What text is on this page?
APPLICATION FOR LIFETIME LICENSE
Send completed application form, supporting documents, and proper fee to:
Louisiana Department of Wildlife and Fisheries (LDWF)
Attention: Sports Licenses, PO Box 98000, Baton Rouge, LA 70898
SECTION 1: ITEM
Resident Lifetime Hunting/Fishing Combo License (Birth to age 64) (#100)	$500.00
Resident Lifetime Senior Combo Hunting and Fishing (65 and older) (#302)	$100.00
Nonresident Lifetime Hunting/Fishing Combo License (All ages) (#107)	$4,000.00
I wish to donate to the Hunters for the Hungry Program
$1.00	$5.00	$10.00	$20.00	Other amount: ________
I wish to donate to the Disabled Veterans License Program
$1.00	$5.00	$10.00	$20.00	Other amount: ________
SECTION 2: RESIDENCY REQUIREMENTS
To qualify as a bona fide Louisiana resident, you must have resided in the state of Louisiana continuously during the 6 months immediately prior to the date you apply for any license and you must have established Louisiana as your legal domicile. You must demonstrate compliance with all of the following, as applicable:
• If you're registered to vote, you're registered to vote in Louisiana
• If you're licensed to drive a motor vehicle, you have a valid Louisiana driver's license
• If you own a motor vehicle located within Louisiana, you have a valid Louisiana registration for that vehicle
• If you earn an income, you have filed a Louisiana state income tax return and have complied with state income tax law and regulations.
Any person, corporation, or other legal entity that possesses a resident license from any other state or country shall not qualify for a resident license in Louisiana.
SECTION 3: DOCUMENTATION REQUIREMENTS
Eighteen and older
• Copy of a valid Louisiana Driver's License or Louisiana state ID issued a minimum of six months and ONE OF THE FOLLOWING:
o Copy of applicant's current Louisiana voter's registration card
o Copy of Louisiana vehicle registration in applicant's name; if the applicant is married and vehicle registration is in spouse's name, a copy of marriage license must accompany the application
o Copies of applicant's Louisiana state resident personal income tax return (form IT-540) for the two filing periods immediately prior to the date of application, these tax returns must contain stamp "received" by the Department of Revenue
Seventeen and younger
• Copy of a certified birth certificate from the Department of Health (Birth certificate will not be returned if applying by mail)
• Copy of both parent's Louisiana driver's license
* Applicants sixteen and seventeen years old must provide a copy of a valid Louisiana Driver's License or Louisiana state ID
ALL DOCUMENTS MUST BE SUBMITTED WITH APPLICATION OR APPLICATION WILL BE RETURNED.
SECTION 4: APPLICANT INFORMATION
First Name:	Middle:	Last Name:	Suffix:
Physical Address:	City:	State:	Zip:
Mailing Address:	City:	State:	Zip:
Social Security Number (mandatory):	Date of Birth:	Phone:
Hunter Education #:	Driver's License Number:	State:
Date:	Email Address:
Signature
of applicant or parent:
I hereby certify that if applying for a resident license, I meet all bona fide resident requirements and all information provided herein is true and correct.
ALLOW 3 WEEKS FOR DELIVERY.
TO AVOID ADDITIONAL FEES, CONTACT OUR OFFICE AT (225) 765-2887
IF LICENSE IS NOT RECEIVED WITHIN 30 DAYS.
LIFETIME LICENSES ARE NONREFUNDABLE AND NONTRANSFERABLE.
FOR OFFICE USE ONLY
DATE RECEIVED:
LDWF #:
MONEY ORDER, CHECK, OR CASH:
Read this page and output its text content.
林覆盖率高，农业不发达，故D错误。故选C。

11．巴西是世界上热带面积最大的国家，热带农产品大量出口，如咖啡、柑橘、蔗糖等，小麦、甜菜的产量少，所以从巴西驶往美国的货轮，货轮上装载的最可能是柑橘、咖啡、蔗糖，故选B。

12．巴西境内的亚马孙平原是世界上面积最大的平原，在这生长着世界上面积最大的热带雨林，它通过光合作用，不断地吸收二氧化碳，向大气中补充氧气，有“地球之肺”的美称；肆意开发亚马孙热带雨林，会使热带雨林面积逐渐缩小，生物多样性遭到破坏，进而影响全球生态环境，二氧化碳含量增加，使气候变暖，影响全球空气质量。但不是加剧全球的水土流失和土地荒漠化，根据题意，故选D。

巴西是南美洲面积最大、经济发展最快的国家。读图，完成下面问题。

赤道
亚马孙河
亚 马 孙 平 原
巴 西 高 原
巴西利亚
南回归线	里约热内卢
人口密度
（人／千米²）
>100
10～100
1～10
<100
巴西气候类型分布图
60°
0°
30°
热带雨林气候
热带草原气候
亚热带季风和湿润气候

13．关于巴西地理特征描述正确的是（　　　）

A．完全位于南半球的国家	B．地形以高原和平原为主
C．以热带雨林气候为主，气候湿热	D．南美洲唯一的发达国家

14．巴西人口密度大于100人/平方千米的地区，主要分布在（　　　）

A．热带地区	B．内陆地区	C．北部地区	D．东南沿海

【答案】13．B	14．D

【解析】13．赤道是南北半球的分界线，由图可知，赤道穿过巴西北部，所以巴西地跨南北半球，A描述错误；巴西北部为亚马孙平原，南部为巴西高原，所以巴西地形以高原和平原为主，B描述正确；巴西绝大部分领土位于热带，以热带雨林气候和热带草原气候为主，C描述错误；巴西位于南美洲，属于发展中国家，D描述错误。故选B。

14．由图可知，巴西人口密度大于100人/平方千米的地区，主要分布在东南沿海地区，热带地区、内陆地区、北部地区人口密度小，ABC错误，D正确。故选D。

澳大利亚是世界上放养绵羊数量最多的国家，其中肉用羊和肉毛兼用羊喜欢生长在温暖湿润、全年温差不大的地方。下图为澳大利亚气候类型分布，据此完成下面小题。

---

• **Your task**: Quote verbatim the line containing "Read this page and output its text content." and every line after it through the end of the records above.

• **Answer to this exercise**:
Read this page and output its text content.
林覆盖率高，农业不发达，故D错误。故选C。

11．巴西是世界上热带面积最大的国家，热带农产品大量出口，如咖啡、柑橘、蔗糖等，小麦、甜菜的产量少，所以从巴西驶往美国的货轮，货轮上装载的最可能是柑橘、咖啡、蔗糖，故选B。

12．巴西境内的亚马孙平原是世界上面积最大的平原，在这生长着世界上面积最大的热带雨林，它通过光合作用，不断地吸收二氧化碳，向大气中补充氧气，有“地球之肺”的美称；肆意开发亚马孙热带雨林，会使热带雨林面积逐渐缩小，生物多样性遭到破坏，进而影响全球生态环境，二氧化碳含量增加，使气候变暖，影响全球空气质量。但不是加剧全球的水土流失和土地荒漠化，根据题意，故选D。

巴西是南美洲面积最大、经济发展最快的国家。读图，完成下面问题。

赤道
亚马孙河
亚 马 孙 平 原
巴 西 高 原
巴西利亚
南回归线	里约热内卢
人口密度
（人／千米²）
>100
10～100
1～10
<100
巴西气候类型分布图
60°
0°
30°
热带雨林气候
热带草原气候
亚热带季风和湿润气候

13．关于巴西地理特征描述正确的是（　　　）

A．完全位于南半球的国家	B．地形以高原和平原为主
C．以热带雨林气候为主，气候湿热	D．南美洲唯一的发达国家

14．巴西人口密度大于100人/平方千米的地区，主要分布在（　　　）

A．热带地区	B．内陆地区	C．北部地区	D．东南沿海

【答案】13．B	14．D

【解析】13．赤道是南北半球的分界线，由图可知，赤道穿过巴西北部，所以巴西地跨南北半球，A描述错误；巴西北部为亚马孙平原，南部为巴西高原，所以巴西地形以高原和平原为主，B描述正确；巴西绝大部分领土位于热带，以热带雨林气候和热带草原气候为主，C描述错误；巴西位于南美洲，属于发展中国家，D描述错误。故选B。

14．由图可知，巴西人口密度大于100人/平方千米的地区，主要分布在东南沿海地区，热带地区、内陆地区、北部地区人口密度小，ABC错误，D正确。故选D。

澳大利亚是世界上放养绵羊数量最多的国家，其中肉用羊和肉毛兼用羊喜欢生长在温暖湿润、全年温差不大的地方。下图为澳大利亚气候类型分布，据此完成下面小题。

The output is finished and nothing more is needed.